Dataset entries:
......

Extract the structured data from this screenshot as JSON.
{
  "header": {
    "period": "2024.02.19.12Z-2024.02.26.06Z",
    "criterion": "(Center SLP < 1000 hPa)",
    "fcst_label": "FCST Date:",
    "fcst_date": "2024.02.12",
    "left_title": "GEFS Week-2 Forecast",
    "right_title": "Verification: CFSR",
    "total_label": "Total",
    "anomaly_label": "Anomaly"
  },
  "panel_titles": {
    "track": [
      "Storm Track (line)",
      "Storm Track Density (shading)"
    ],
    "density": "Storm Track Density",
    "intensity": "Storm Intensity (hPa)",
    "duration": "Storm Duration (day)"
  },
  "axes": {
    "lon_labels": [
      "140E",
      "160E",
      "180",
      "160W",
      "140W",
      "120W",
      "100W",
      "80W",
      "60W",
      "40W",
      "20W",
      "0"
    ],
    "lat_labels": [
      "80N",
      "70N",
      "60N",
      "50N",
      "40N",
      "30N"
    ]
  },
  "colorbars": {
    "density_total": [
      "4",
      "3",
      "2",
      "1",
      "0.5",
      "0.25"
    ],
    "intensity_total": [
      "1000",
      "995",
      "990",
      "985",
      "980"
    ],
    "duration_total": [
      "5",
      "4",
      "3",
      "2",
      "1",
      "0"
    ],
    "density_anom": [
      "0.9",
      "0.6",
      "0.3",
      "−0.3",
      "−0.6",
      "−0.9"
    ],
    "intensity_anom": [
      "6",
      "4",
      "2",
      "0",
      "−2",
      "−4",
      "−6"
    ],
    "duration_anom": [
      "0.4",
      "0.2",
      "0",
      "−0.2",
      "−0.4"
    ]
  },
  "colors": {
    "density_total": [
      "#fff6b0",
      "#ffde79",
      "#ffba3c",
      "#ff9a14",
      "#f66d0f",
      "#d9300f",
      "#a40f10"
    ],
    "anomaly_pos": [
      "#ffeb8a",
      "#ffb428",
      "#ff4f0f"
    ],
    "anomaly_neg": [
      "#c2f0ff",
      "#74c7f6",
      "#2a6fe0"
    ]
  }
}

......

## Task instructions
Reproduce the listing above word for word.

## Complete response
Extract the structured data from this screenshot as JSON.
{
  "header": {
    "period": "2024.02.19.12Z-2024.02.26.06Z",
    "criterion": "(Center SLP < 1000 hPa)",
    "fcst_label": "FCST Date:",
    "fcst_date": "2024.02.12",
    "left_title": "GEFS Week-2 Forecast",
    "right_title": "Verification: CFSR",
    "total_label": "Total",
    "anomaly_label": "Anomaly"
  },
  "panel_titles": {
    "track": [
      "Storm Track (line)",
      "Storm Track Density (shading)"
    ],
    "density": "Storm Track Density",
    "intensity": "Storm Intensity (hPa)",
    "duration": "Storm Duration (day)"
  },
  "axes": {
    "lon_labels": [
      "140E",
      "160E",
      "180",
      "160W",
      "140W",
      "120W",
      "100W",
      "80W",
      "60W",
      "40W",
      "20W",
      "0"
    ],
    "lat_labels": [
      "80N",
      "70N",
      "60N",
      "50N",
      "40N",
      "30N"
    ]
  },
  "colorbars": {
    "density_total": [
      "4",
      "3",
      "2",
      "1",
      "0.5",
      "0.25"
    ],
    "intensity_total": [
      "1000",
      "995",
      "990",
      "985",
      "980"
    ],
    "duration_total": [
      "5",
      "4",
      "3",
      "2",
      "1",
      "0"
    ],
    "density_anom": [
      "0.9",
      "0.6",
      "0.3",
      "−0.3",
      "−0.6",
      "−0.9"
    ],
    "intensity_anom": [
      "6",
      "4",
      "2",
      "0",
      "−2",
      "−4",
      "−6"
    ],
    "duration_anom": [
      "0.4",
      "0.2",
      "0",
      "−0.2",
      "−0.4"
    ]
  },
  "colors": {
    "density_total": [
      "#fff6b0",
      "#ffde79",
      "#ffba3c",
      "#ff9a14",
      "#f66d0f",
      "#d9300f",
      "#a40f10"
    ],
    "anomaly_pos": [
      "#ffeb8a",
      "#ffb428",
      "#ff4f0f"
    ],
    "anomaly_neg": [
      "#c2f0ff",
      "#74c7f6",
      "#2a6fe0"
    ]
  }
}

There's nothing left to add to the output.